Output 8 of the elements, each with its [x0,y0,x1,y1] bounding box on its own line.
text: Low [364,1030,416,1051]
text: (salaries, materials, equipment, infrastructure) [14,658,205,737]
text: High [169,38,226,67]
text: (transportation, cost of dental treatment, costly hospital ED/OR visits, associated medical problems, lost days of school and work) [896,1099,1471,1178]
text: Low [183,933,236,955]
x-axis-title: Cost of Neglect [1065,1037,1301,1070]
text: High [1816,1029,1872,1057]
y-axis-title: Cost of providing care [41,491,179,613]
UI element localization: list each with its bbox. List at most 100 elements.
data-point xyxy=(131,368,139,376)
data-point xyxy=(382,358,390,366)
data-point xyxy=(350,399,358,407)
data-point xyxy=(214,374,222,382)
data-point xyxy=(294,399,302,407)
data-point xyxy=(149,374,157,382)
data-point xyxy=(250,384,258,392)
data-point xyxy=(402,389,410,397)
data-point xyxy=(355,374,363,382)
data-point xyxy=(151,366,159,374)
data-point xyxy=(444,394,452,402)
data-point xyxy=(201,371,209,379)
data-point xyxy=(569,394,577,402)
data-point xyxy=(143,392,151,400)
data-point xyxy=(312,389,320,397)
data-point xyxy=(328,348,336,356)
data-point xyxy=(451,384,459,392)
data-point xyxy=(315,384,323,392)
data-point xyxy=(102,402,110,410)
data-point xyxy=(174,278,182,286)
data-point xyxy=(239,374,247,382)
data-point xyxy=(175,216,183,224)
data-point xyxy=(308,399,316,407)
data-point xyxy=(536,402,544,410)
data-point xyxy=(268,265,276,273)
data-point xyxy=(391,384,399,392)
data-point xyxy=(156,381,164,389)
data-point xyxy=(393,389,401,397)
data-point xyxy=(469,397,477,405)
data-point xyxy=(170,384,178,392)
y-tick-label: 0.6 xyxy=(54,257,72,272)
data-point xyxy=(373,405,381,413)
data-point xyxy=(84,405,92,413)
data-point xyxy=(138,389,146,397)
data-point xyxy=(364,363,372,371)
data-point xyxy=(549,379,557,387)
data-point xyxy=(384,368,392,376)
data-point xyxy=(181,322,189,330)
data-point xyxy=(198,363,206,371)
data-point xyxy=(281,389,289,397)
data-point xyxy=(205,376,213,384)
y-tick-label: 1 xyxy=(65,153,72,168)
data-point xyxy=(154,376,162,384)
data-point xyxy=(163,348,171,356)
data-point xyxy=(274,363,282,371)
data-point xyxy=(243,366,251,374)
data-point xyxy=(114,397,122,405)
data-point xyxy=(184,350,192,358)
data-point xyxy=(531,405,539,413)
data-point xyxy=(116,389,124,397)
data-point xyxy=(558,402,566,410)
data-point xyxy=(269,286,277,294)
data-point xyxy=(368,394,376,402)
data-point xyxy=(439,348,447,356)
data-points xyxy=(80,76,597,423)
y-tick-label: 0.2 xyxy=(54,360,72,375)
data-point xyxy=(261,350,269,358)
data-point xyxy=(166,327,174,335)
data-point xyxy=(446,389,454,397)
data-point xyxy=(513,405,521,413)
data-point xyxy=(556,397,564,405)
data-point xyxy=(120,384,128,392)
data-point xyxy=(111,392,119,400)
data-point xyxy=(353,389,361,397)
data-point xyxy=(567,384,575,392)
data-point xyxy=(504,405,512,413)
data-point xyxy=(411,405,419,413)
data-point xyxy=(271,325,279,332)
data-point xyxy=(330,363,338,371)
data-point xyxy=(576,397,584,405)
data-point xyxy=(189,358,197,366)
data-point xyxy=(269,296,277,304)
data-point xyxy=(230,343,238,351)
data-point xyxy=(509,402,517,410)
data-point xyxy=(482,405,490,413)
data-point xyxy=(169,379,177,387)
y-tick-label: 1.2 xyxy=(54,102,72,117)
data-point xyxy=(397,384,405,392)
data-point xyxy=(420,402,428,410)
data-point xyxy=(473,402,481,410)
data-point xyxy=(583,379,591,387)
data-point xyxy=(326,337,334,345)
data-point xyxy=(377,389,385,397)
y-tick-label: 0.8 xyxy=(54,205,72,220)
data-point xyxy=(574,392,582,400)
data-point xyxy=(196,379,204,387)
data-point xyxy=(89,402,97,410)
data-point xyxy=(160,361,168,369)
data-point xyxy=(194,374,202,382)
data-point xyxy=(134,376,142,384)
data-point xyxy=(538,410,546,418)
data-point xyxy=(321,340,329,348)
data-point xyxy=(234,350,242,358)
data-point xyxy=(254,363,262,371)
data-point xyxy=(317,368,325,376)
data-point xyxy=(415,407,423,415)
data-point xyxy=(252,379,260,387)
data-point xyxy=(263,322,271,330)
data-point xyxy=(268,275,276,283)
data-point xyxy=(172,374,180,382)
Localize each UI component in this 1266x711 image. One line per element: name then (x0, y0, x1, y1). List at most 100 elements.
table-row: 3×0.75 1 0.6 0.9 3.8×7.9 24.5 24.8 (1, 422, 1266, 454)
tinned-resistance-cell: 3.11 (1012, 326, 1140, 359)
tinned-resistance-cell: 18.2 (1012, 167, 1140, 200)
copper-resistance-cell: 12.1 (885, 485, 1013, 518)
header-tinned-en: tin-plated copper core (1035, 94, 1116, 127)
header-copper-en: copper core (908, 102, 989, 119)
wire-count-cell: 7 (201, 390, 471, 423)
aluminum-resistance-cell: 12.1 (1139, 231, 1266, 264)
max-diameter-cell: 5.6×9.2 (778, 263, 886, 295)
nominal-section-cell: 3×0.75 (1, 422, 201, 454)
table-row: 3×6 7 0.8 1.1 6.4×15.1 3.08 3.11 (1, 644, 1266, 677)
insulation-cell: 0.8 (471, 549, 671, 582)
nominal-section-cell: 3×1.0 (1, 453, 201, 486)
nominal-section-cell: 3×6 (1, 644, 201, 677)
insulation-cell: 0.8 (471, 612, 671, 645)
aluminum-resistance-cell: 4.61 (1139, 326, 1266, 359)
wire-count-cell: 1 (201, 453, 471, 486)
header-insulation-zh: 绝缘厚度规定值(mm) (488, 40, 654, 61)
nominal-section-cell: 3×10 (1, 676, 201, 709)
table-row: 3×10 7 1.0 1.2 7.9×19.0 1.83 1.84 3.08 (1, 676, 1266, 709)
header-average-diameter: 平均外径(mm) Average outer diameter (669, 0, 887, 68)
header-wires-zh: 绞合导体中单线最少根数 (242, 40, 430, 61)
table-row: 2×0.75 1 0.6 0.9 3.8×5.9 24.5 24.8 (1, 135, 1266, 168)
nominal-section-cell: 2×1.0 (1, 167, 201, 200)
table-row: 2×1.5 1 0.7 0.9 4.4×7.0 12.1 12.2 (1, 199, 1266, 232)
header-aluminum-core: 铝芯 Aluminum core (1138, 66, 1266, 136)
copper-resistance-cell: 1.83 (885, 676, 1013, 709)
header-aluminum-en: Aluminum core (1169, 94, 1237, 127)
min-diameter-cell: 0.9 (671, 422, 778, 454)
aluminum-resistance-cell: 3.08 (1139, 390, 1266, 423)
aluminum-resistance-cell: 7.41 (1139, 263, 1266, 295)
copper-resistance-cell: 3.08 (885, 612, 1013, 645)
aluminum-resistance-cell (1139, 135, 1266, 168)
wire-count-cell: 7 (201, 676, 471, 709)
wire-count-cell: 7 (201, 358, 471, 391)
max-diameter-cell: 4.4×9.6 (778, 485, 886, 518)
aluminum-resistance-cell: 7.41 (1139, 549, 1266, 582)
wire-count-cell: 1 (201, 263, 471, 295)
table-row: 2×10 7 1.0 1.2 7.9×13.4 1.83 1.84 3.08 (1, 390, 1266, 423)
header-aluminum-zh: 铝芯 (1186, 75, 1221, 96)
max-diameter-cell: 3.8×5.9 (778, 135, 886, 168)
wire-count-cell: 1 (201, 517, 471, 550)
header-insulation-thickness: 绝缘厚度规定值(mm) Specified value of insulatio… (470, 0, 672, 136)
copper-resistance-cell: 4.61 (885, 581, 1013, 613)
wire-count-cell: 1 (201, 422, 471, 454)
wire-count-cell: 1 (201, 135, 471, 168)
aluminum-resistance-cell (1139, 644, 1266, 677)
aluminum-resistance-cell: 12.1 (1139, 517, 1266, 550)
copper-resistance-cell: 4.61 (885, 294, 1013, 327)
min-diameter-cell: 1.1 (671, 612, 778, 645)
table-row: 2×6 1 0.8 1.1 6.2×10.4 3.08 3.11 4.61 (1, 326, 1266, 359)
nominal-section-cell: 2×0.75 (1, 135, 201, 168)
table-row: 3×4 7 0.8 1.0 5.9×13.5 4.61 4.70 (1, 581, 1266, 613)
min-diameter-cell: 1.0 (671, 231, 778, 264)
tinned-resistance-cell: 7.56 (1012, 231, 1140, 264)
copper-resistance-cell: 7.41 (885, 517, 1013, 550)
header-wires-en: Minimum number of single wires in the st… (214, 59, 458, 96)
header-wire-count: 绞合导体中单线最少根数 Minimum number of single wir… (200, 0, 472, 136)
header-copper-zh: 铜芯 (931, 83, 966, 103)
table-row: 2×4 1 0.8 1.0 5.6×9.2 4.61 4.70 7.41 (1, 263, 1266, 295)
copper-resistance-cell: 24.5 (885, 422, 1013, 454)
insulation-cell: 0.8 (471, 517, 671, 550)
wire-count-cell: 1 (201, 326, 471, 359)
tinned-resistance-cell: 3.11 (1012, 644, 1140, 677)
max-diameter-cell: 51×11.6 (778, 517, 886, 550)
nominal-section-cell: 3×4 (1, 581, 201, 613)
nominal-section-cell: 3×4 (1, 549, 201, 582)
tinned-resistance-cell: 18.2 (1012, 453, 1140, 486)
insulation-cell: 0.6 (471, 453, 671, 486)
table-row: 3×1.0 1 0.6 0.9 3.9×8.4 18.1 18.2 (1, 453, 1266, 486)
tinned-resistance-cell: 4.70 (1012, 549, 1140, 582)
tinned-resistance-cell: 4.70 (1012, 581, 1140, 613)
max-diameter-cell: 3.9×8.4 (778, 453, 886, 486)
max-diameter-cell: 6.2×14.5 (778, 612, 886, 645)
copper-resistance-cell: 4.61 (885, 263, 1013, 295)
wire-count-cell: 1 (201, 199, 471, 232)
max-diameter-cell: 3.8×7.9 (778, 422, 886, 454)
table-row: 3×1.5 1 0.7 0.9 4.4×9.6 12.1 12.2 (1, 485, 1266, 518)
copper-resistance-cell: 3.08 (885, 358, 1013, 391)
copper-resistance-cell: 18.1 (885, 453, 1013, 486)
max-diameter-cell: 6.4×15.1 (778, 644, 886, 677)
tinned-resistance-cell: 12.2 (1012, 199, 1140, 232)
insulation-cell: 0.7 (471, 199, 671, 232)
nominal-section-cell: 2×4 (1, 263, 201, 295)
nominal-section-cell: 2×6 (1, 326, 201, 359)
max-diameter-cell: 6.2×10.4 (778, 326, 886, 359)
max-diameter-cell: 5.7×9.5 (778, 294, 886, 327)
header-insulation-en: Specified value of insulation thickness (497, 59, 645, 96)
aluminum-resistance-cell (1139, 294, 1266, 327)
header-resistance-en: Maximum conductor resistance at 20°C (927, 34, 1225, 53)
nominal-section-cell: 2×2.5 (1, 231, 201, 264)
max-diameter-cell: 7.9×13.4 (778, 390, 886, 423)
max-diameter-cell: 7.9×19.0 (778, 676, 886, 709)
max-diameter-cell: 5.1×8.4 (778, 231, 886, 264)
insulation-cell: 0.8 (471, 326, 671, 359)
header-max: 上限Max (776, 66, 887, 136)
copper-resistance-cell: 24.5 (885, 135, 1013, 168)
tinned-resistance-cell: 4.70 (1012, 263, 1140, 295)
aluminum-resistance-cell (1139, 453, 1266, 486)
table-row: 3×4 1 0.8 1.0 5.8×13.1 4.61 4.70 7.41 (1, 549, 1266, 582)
───
Stated goal:
Please return the lines of the records above word for word, starting at the first line and ending with the line that contains "UI element localization: list".

Solution for this exercise:
Output 8 of the elements, each with its [x0,y0,x1,y1] bounding box on its own line.
text: Low [364,1030,416,1051]
text: (salaries, materials, equipment, infrastructure) [14,658,205,737]
text: High [169,38,226,67]
text: (transportation, cost of dental treatment, costly hospital ED/OR visits, associated medical problems, lost days of school and work) [896,1099,1471,1178]
text: Low [183,933,236,955]
x-axis-title: Cost of Neglect [1065,1037,1301,1070]
text: High [1816,1029,1872,1057]
y-axis-title: Cost of providing care [41,491,179,613]
UI element localization: list each with its bbox. List at most 100 elements.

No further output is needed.